* _Required work_: According to the passage on the Futurist painters, what did the painters do to Marinetti's public events that made audience reaction more violent?
— start of Excerpted passage —
The cry of rebellion which we utter associates our ideals with those of the Futurist poets. These ideals were not invented by some aesthetic clique. They are an expression of a violent desire which boils in the veins of every creative artist today.
We will fight with all our might the fanatical, senseless and snobbish religion of the past, a religion encouraged by the vicious existence of museums. We rebel against that spineless worshipping of old canvases, old statues and old bric-a-brac, against everything which is filthy and worm-ridden and corroded by time. We consider the habitual contempt for everything which is young, new and burning with life to be unjust and even criminal.
Sun of Idiocy (8 Types of Idiotic Criticism) by Carlo Carrà. (Ink on paper. 1914. Private collection.)
More explicitly than Marietta (although as it turned out, they would prove to less ardent in practice) the painters tethered the movement to a pervading, nationalist resentment of the then current disrespected, dispirited condition of the Italian people, who had fallen considerably from their ancient greatness. Brimming with the radically reactionary programme that Marinetti preached, their manifesto overflows with the arrogant and violent assurance of the later Fascists:
We are sickened by the foul laziness of artists, who, ever since the sixteenth century, have endlessly exploited the glories of the ancient Romans.
In the eyes of other countries, Italy is still a land of the dead, a vast Pompeii, white with sepulchres. But Italy is being reborn. Its political resurgence will be followed by a cultural resurgence. In the land inhabited by the illiterate peasant, schools will be set up; in the land where doing nothing in the sun was the only available profession, millions of machines are already roaring; in the land where traditional aesthetics reigned supreme, new flights of artistic inspiration are emerging and dazzling the world with their brilliance.
Reaction to the serata at the Politeanma Chiarella, Turin, 1910. Cartoon by Umberto Boccioni (Archivio Giovanni Lista). Onstage from left to right: Carrà, Mazza, Marinetti and Boccioni.
The painters not only joined but enthusiastically built on Marinetti’s publicity strategy of holding public events (serenas) where they baited the audience with inflammatory positions and insulted their taste and intelligence. The painters made the events multi-media, which only turned audience reaction more violent. The serenas became highly publicized events where the audience knowingly participated with ridicule, derision and hostility. But the hostility generated more publicity and stimulated others to attend the next event to participate in the outrage and increase the profile of the artists. The strategy made the movement world-famous at a time when the world was chockfull of movements. Promotion was a singular talent of the Futurists, which some later turned into advertising.
— end of Excerpted passage —
— start of Records provided —
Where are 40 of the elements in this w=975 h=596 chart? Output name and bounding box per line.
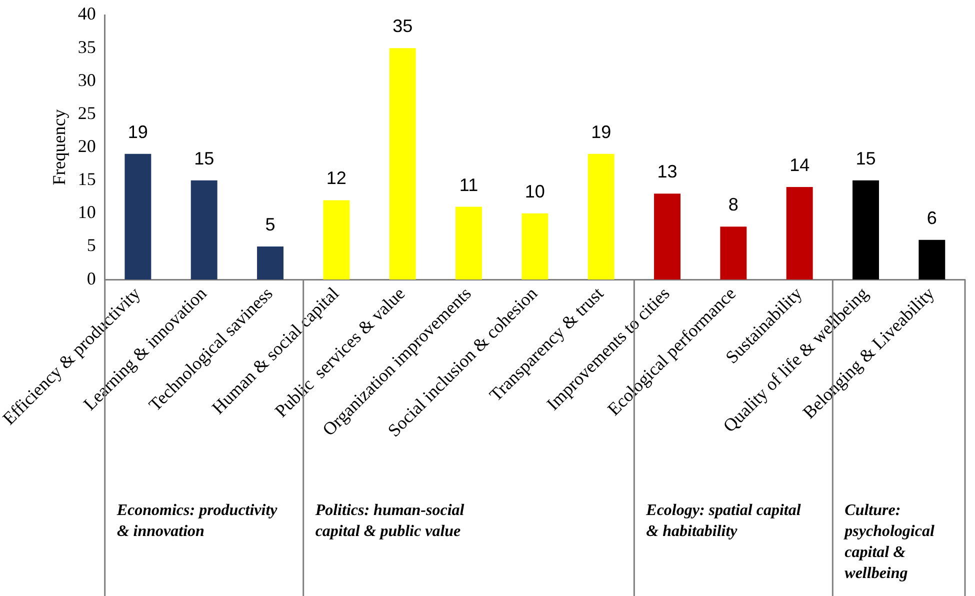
data-label: 13 [657,162,678,182]
y-tick-label: 15 [78,169,96,190]
data-label: 8 [728,194,738,215]
bar [124,154,152,280]
data-label: 19 [591,122,612,142]
y-tick-label: 5 [86,235,96,256]
y-tick-label: 40 [78,4,96,24]
data-label: 19 [128,122,148,142]
text: Economics: productivity & innovation [116,501,278,542]
bar [323,200,350,280]
y-tick-label: 35 [78,36,96,57]
y-tick-label: 10 [78,202,96,222]
bar [522,213,548,280]
bar [257,246,284,280]
data-label: 11 [459,174,478,195]
bar [918,240,946,280]
bar [456,206,482,280]
text: Ecology: spatial capital & habitability [646,501,802,542]
y-tick-label: 30 [78,70,96,90]
text: Culture: psychological capital & wellbeing [844,501,936,584]
bar [190,180,218,280]
data-label: 15 [194,148,214,168]
data-label: 6 [926,208,937,228]
data-label: 10 [524,181,545,202]
text: Politics: human-social capital & public value [315,501,466,542]
data-label: 12 [326,168,346,188]
bar [588,154,614,280]
y-tick-label: 0 [86,268,96,288]
data-label: 5 [265,214,276,234]
bar [654,194,680,280]
y-tick-label: 25 [78,102,96,123]
y-axis-title: Frequency [48,109,69,186]
y-tick-label: 20 [78,136,96,156]
data-label: 15 [856,148,876,168]
data-label: 35 [392,16,413,36]
bar [786,186,813,280]
bar [852,180,879,280]
bar [389,48,416,280]
bar [720,226,747,280]
data-label: 14 [790,154,810,175]
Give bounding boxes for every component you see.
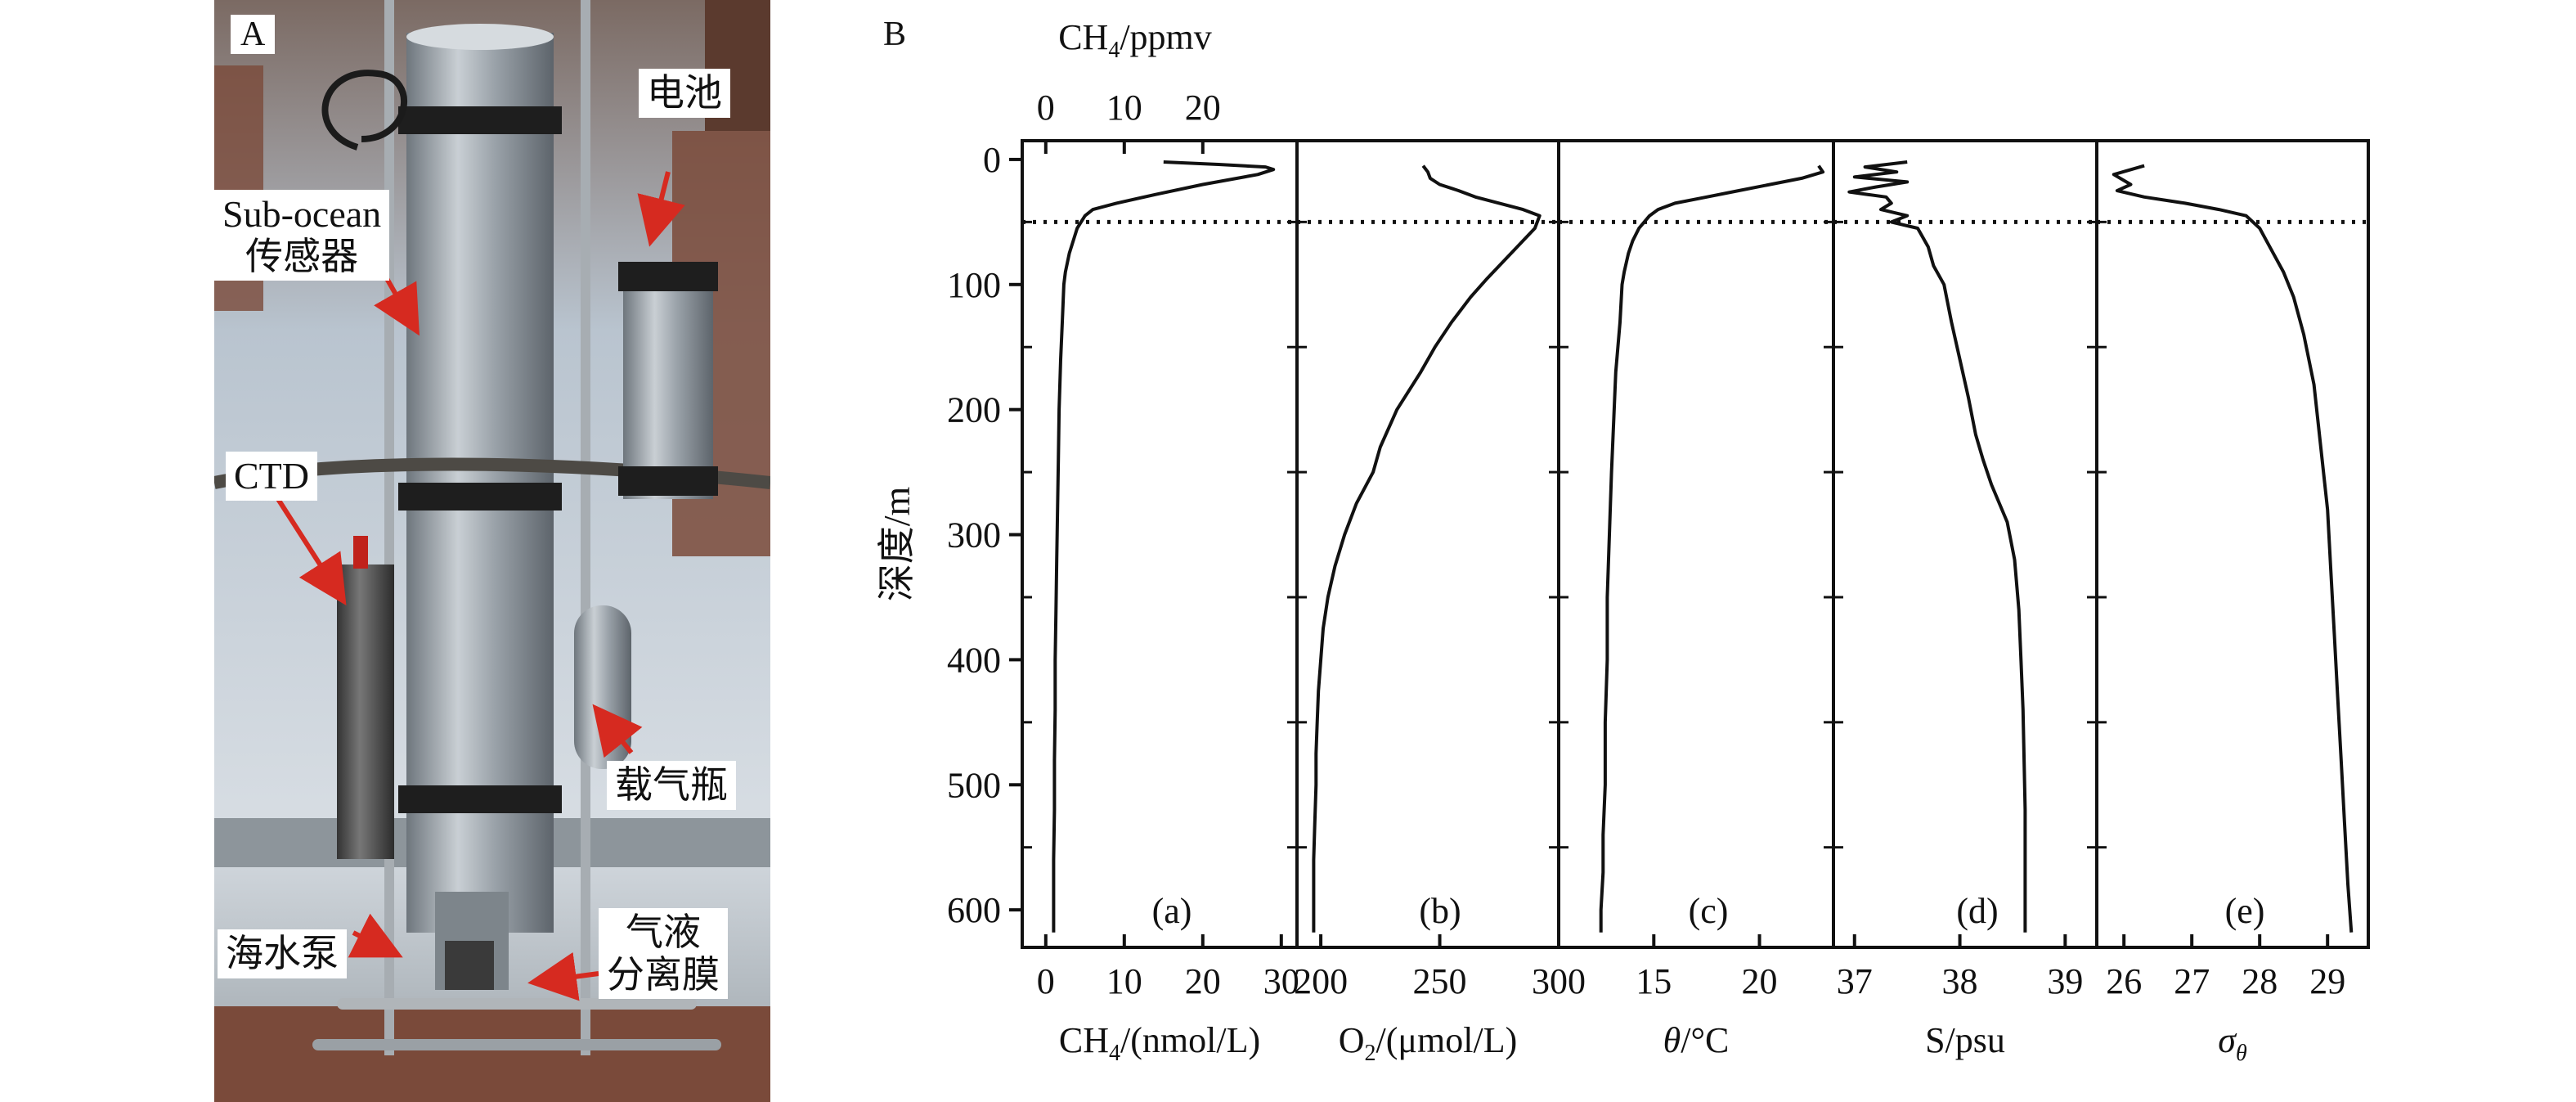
panel-frame-c: [1557, 139, 1835, 949]
x-tick-label-a-0: 0: [1037, 961, 1055, 1001]
y-tick-label-100: 100: [947, 265, 1001, 305]
profile-line-c: [1599, 164, 1825, 933]
photo-panel: 电池 Sub-ocean 传感器 CTD 载气瓶 海水泵 气液 分离膜: [214, 0, 770, 1102]
y-tick-label-600: 600: [947, 890, 1001, 930]
profile-line-b: [1312, 164, 1542, 933]
panel-frame-a: [1021, 139, 1299, 949]
x-tick-label-d-39: 39: [2047, 961, 2083, 1001]
y-tick-label-500: 500: [947, 765, 1001, 805]
label-gas-liquid-membrane: 气液 分离膜: [599, 908, 728, 1000]
x-axis-label-d: S/psu: [1925, 1020, 2005, 1060]
label-sub-ocean-line1: Sub-ocean: [222, 193, 382, 235]
x-axis-label-a: CH4/(nmol/L): [1059, 1020, 1260, 1066]
x-tick-label-d-37: 37: [1837, 961, 1873, 1001]
x-tick-label-c-15: 15: [1636, 961, 1672, 1001]
label-ctd: CTD: [226, 452, 317, 501]
x-tick-label-a-30: 30: [1263, 961, 1299, 1001]
x-tick-label-e-26: 26: [2106, 961, 2142, 1001]
x-tick-label-d-38: 38: [1942, 961, 1978, 1001]
panel-tag-a: (a): [1152, 891, 1192, 931]
label-sub-ocean-sensor: Sub-ocean 传感器: [214, 190, 390, 281]
y-tick-label-0: 0: [983, 140, 1001, 180]
x-axis-label-c: θ/°C: [1663, 1020, 1730, 1060]
x-tick-label-a-10: 10: [1106, 961, 1142, 1001]
y-axis-title: 深度/m: [876, 487, 918, 602]
profile-line-d: [1847, 160, 2027, 933]
y-tick-label-200: 200: [947, 390, 1001, 430]
x-tick-label-a-20: 20: [1185, 961, 1221, 1001]
y-tick-label-300: 300: [947, 515, 1001, 555]
panel-tag-b: (b): [1419, 891, 1461, 931]
x-axis-label-e: σθ: [2218, 1020, 2247, 1066]
label-gas-bottle: 载气瓶: [607, 761, 736, 810]
panel-tag-e: (e): [2225, 891, 2265, 931]
x-tick-label-e-29: 29: [2309, 961, 2345, 1001]
profile-line-a: [1052, 160, 1276, 933]
instrument-photo: [214, 0, 770, 1102]
profile-line-e: [2112, 164, 2354, 933]
y-tick-label-400: 400: [947, 640, 1001, 680]
x-tick-label-e-27: 27: [2174, 961, 2210, 1001]
top-tick-label-0: 0: [1037, 88, 1055, 128]
x-tick-label-b-300: 300: [1532, 961, 1586, 1001]
panel-tag-c: (c): [1689, 891, 1729, 931]
label-sub-ocean-line2: 传感器: [245, 235, 359, 277]
top-axis-label-a: CH4/ppmv: [1058, 17, 1212, 63]
label-membrane-line1: 气液: [626, 911, 701, 953]
panel-frame-d: [1832, 139, 2098, 949]
label-seawater-pump: 海水泵: [218, 929, 347, 978]
x-tick-label-e-28: 28: [2242, 961, 2278, 1001]
panel-frame-b: [1295, 139, 1560, 949]
panel-frame-e: [2095, 139, 2370, 949]
x-tick-label-b-200: 200: [1294, 961, 1348, 1001]
x-tick-label-b-250: 250: [1413, 961, 1467, 1001]
panel-b-letter: B: [883, 16, 907, 53]
top-tick-label-10: 10: [1106, 88, 1142, 128]
panel-tag-d: (d): [1956, 891, 1998, 931]
label-battery: 电池: [639, 69, 730, 118]
top-tick-label-20: 20: [1185, 88, 1221, 128]
panel-a-letter: A: [231, 15, 276, 54]
label-membrane-line2: 分离膜: [607, 953, 720, 996]
x-tick-label-c-20: 20: [1742, 961, 1778, 1001]
x-axis-label-b: O2/(μmol/L): [1339, 1020, 1517, 1066]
— end of Records provided —
* _Solution to the exercise_: They made the events multi-media.